[Records excerpted from a collection]
<<<<
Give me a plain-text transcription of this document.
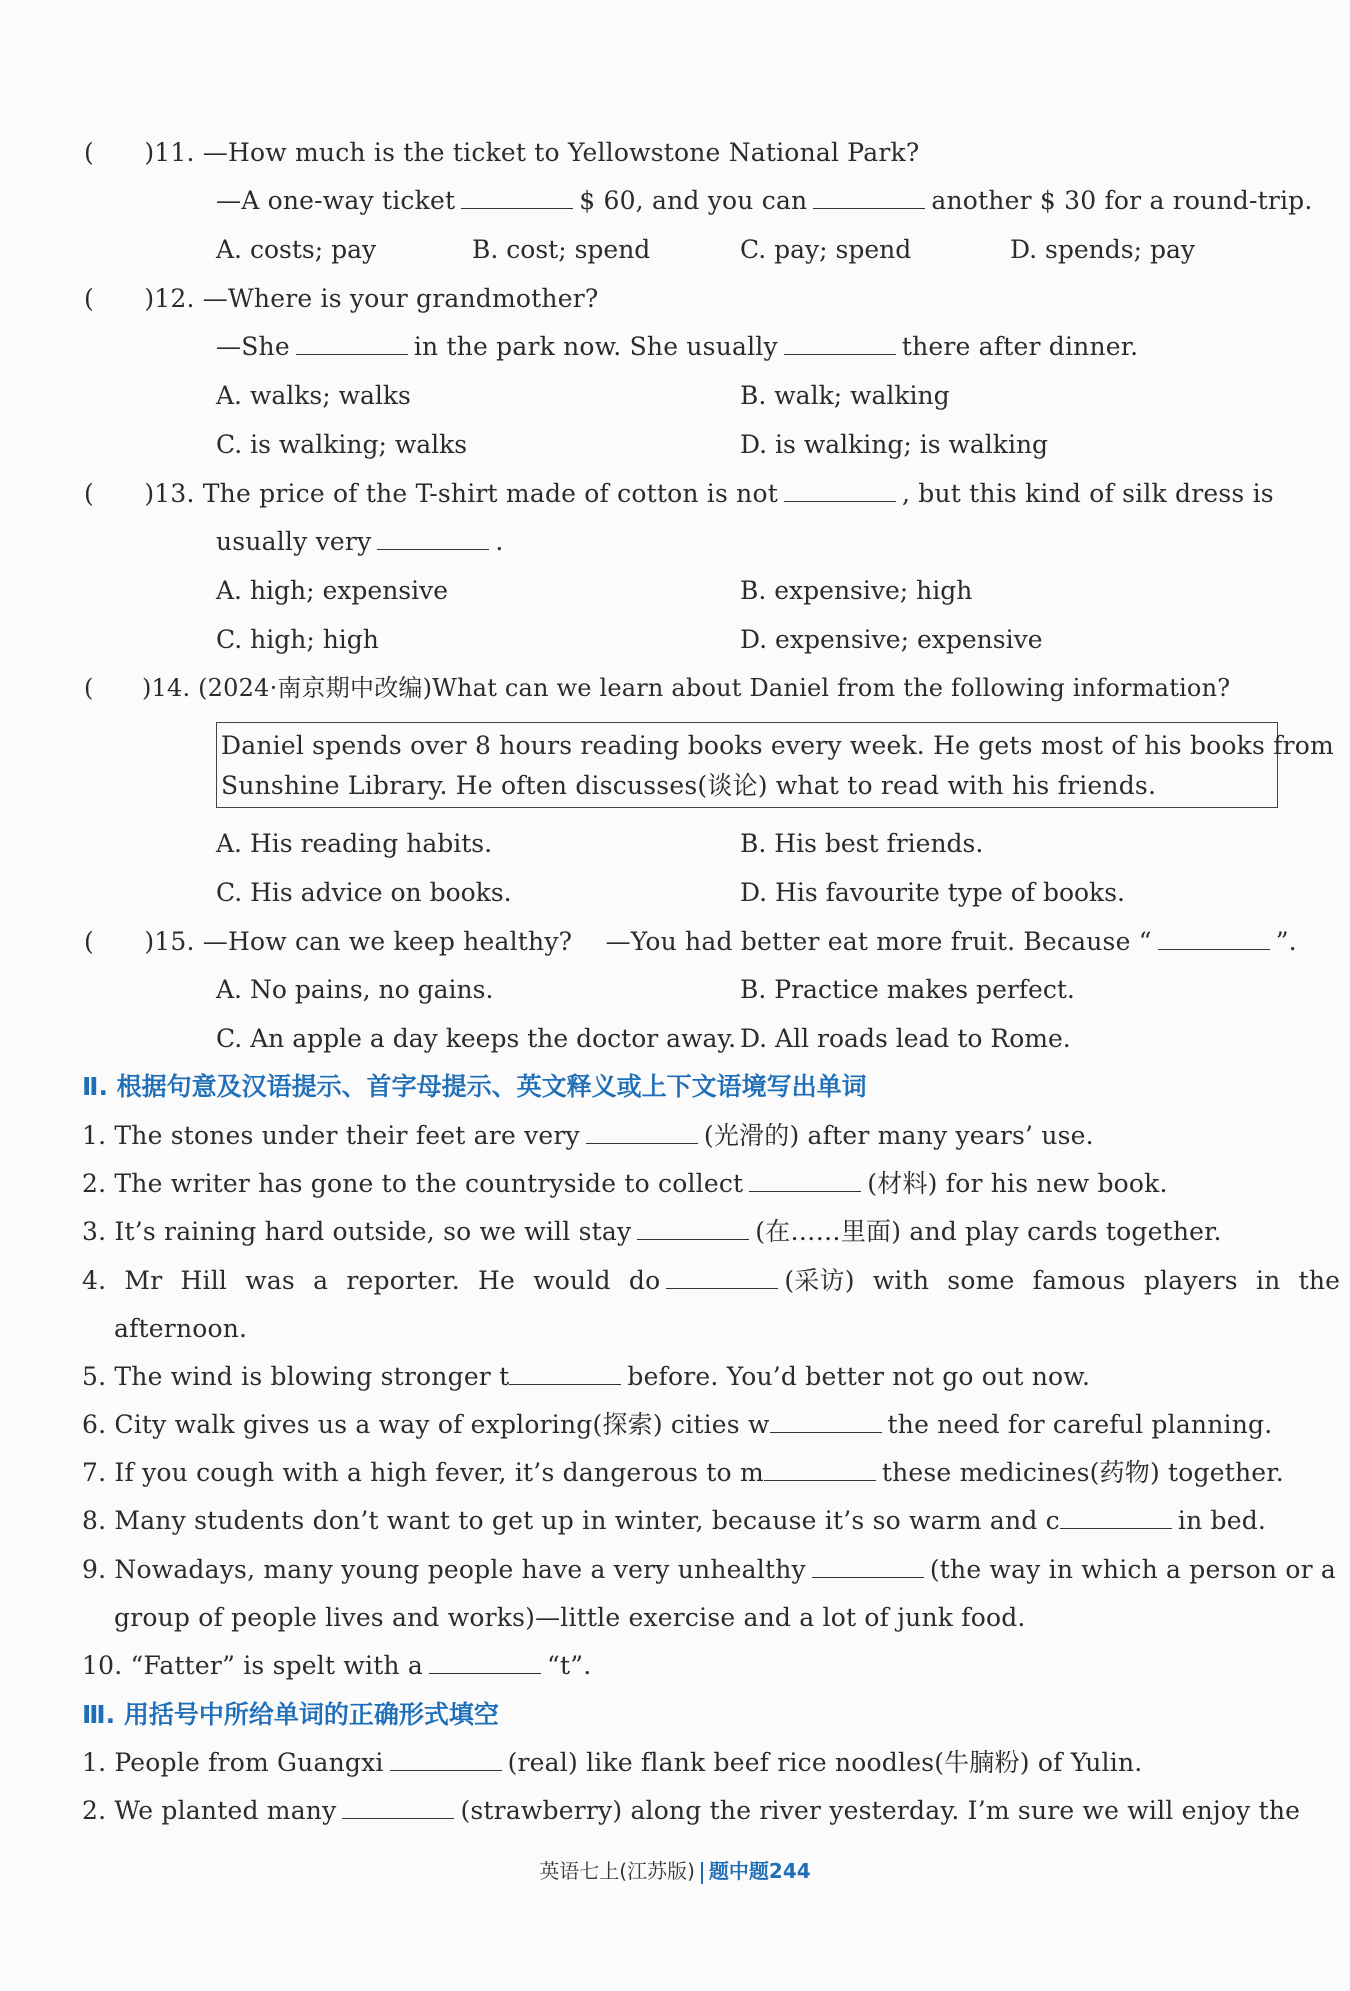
(　　)11. —How much is the ticket to Yellowstone National Park?
—A one-way ticket	$ 60, and you can	another $ 30 for a round-trip.
A. costs; pay	B. cost; spend	C. pay; spend	D. spends; pay
(　　)12. —Where is your grandmother?
—She	in the park now. She usually	there after dinner.
A. walks; walks	B. walk; walking
C. is walking; walks	D. is walking; is walking
(　　)13. The price of the T-shirt made of cotton is not	, but this kind of silk dress is
usually very	.
A. high; expensive	B. expensive; high
C. high; high	D. expensive; expensive
(　　)14. (2024·南京期中改编)What can we learn about Daniel from the following information?
Daniel spends over 8 hours reading books every week. He gets most of his books from
Sunshine Library. He often discusses(谈论) what to read with his friends.
A. His reading habits.	B. His best friends.
C. His advice on books.	D. His favourite type of books.
(　　)15. —How can we keep healthy?　 —You had better eat more fruit. Because “	”.
A. No pains, no gains.	B. Practice makes perfect.
C. An apple a day keeps the doctor away. D. All roads lead to Rome.
Ⅱ. 根据句意及汉语提示、首字母提示、英文释义或上下文语境写出单词
1. The stones under their feet are very	(光滑的) after many years’ use.
2. The writer has gone to the countryside to collect	(材料) for his new book.
3. It’s raining hard outside, so we will stay	(在……里面) and play cards together.
4. Mr Hill was a reporter. He would do	(采访) with some famous players in the
afternoon.
5. The wind is blowing stronger t	before. You’d better not go out now.
6. City walk gives us a way of exploring(探索) cities w	the need for careful planning.
7. If you cough with a high fever, it’s dangerous to m	these medicines(药物) together.
8. Many students don’t want to get up in winter, because it’s so warm and c	in bed.
9. Nowadays, many young people have a very unhealthy	(the way in which a person or a
group of people lives and works)—little exercise and a lot of junk food.
10. “Fatter” is spelt with a	“t”.
Ⅲ. 用括号中所给单词的正确形式填空
1. People from Guangxi	(real) like flank beef rice noodles(牛腩粉) of Yulin.
2. We planted many	(strawberry) along the river yesterday. I’m sure we will enjoy the
英语七上(江苏版) 题中题244
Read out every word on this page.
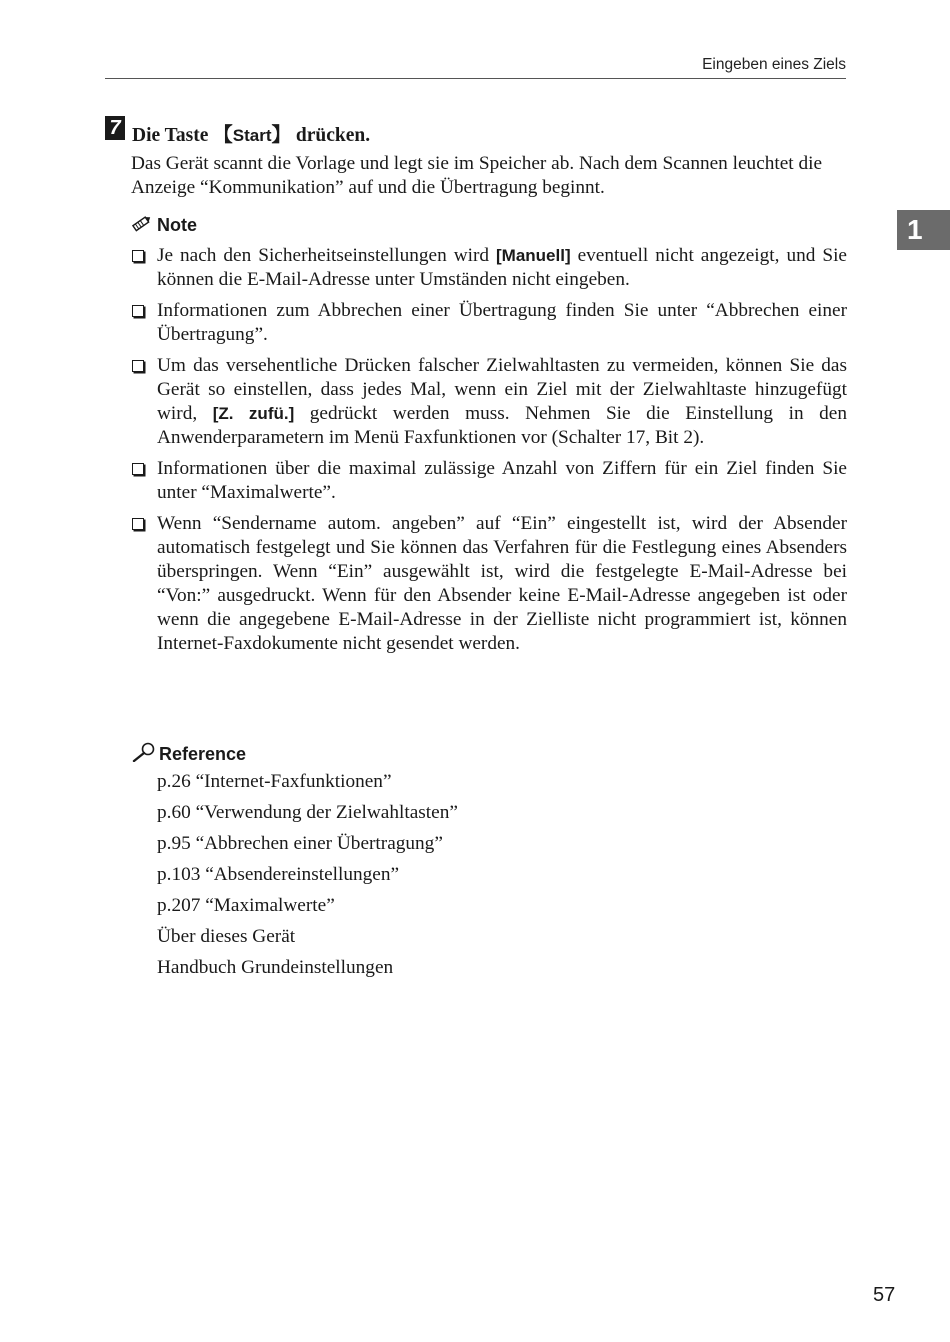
Eingeben eines Ziels
1
7 Die Taste 【Start】 drücken.
Das Gerät scannt die Vorlage und legt sie im Speicher ab. Nach dem Scannen leuchtet die Anzeige “Kommunikation” auf und die Übertragung beginnt.
Note
Je nach den Sicherheitseinstellungen wird [Manuell] eventuell nicht angezeigt, und Sie können die E-Mail-Adresse unter Umständen nicht eingeben.
Informationen zum Abbrechen einer Übertragung finden Sie unter “Abbrechen einer Übertragung”.
Um das versehentliche Drücken falscher Zielwahltasten zu vermeiden, können Sie das Gerät so einstellen, dass jedes Mal, wenn ein Ziel mit der Zielwahltaste hinzugefügt wird, [Z. zufü.] gedrückt werden muss. Nehmen Sie die Einstellung in den Anwenderparametern im Menü Faxfunktionen vor (Schalter 17, Bit 2).
Informationen über die maximal zulässige Anzahl von Ziffern für ein Ziel finden Sie unter “Maximalwerte”.
Wenn “Sendername autom. angeben” auf “Ein” eingestellt ist, wird der Absender automatisch festgelegt und Sie können das Verfahren für die Festlegung eines Absenders überspringen. Wenn “Ein” ausgewählt ist, wird die festgelegte E-Mail-Adresse bei “Von:” ausgedruckt. Wenn für den Absender keine E-Mail-Adresse angegeben ist oder wenn die angegebene E-Mail-Adresse in der Zielliste nicht programmiert ist, können Internet-Faxdokumente nicht gesendet werden.
Reference
p.26 “Internet-Faxfunktionen”
p.60 “Verwendung der Zielwahltasten”
p.95 “Abbrechen einer Übertragung”
p.103 “Absendereinstellungen”
p.207 “Maximalwerte”
Über dieses Gerät
Handbuch Grundeinstellungen
57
>>>>
◆ What to work on: Return the listing above in full and without alteration, excluding its pictures.

◆ Response for this exercise:
Give me a plain-text transcription of this document.
(　　)11. —How much is the ticket to Yellowstone National Park?
—A one-way ticket	$ 60, and you can	another $ 30 for a round-trip.
A. costs; pay	B. cost; spend	C. pay; spend	D. spends; pay
(　　)12. —Where is your grandmother?
—She	in the park now. She usually	there after dinner.
A. walks; walks	B. walk; walking
C. is walking; walks	D. is walking; is walking
(　　)13. The price of the T-shirt made of cotton is not	, but this kind of silk dress is
usually very	.
A. high; expensive	B. expensive; high
C. high; high	D. expensive; expensive
(　　)14. (2024·南京期中改编)What can we learn about Daniel from the following information?
Daniel spends over 8 hours reading books every week. He gets most of his books from
Sunshine Library. He often discusses(谈论) what to read with his friends.
A. His reading habits.	B. His best friends.
C. His advice on books.	D. His favourite type of books.
(　　)15. —How can we keep healthy?　 —You had better eat more fruit. Because “	”.
A. No pains, no gains.	B. Practice makes perfect.
C. An apple a day keeps the doctor away. D. All roads lead to Rome.
Ⅱ. 根据句意及汉语提示、首字母提示、英文释义或上下文语境写出单词
1. The stones under their feet are very	(光滑的) after many years’ use.
2. The writer has gone to the countryside to collect	(材料) for his new book.
3. It’s raining hard outside, so we will stay	(在……里面) and play cards together.
4. Mr Hill was a reporter. He would do	(采访) with some famous players in the
afternoon.
5. The wind is blowing stronger t	before. You’d better not go out now.
6. City walk gives us a way of exploring(探索) cities w	the need for careful planning.
7. If you cough with a high fever, it’s dangerous to m	these medicines(药物) together.
8. Many students don’t want to get up in winter, because it’s so warm and c	in bed.
9. Nowadays, many young people have a very unhealthy	(the way in which a person or a
group of people lives and works)—little exercise and a lot of junk food.
10. “Fatter” is spelt with a	“t”.
Ⅲ. 用括号中所给单词的正确形式填空
1. People from Guangxi	(real) like flank beef rice noodles(牛腩粉) of Yulin.
2. We planted many	(strawberry) along the river yesterday. I’m sure we will enjoy the
英语七上(江苏版) 题中题244
Read out every word on this page.
Eingeben eines Ziels
1
7 Die Taste 【Start】 drücken.
Das Gerät scannt die Vorlage und legt sie im Speicher ab. Nach dem Scannen leuchtet die Anzeige “Kommunikation” auf und die Übertragung beginnt.
Note
Je nach den Sicherheitseinstellungen wird [Manuell] eventuell nicht angezeigt, und Sie können die E-Mail-Adresse unter Umständen nicht eingeben.
Informationen zum Abbrechen einer Übertragung finden Sie unter “Abbrechen einer Übertragung”.
Um das versehentliche Drücken falscher Zielwahltasten zu vermeiden, können Sie das Gerät so einstellen, dass jedes Mal, wenn ein Ziel mit der Zielwahltaste hinzugefügt wird, [Z. zufü.] gedrückt werden muss. Nehmen Sie die Einstellung in den Anwenderparametern im Menü Faxfunktionen vor (Schalter 17, Bit 2).
Informationen über die maximal zulässige Anzahl von Ziffern für ein Ziel finden Sie unter “Maximalwerte”.
Wenn “Sendername autom. angeben” auf “Ein” eingestellt ist, wird der Absender automatisch festgelegt und Sie können das Verfahren für die Festlegung eines Absenders überspringen. Wenn “Ein” ausgewählt ist, wird die festgelegte E-Mail-Adresse bei “Von:” ausgedruckt. Wenn für den Absender keine E-Mail-Adresse angegeben ist oder wenn die angegebene E-Mail-Adresse in der Zielliste nicht programmiert ist, können Internet-Faxdokumente nicht gesendet werden.
Reference
p.26 “Internet-Faxfunktionen”
p.60 “Verwendung der Zielwahltasten”
p.95 “Abbrechen einer Übertragung”
p.103 “Absendereinstellungen”
p.207 “Maximalwerte”
Über dieses Gerät
Handbuch Grundeinstellungen
57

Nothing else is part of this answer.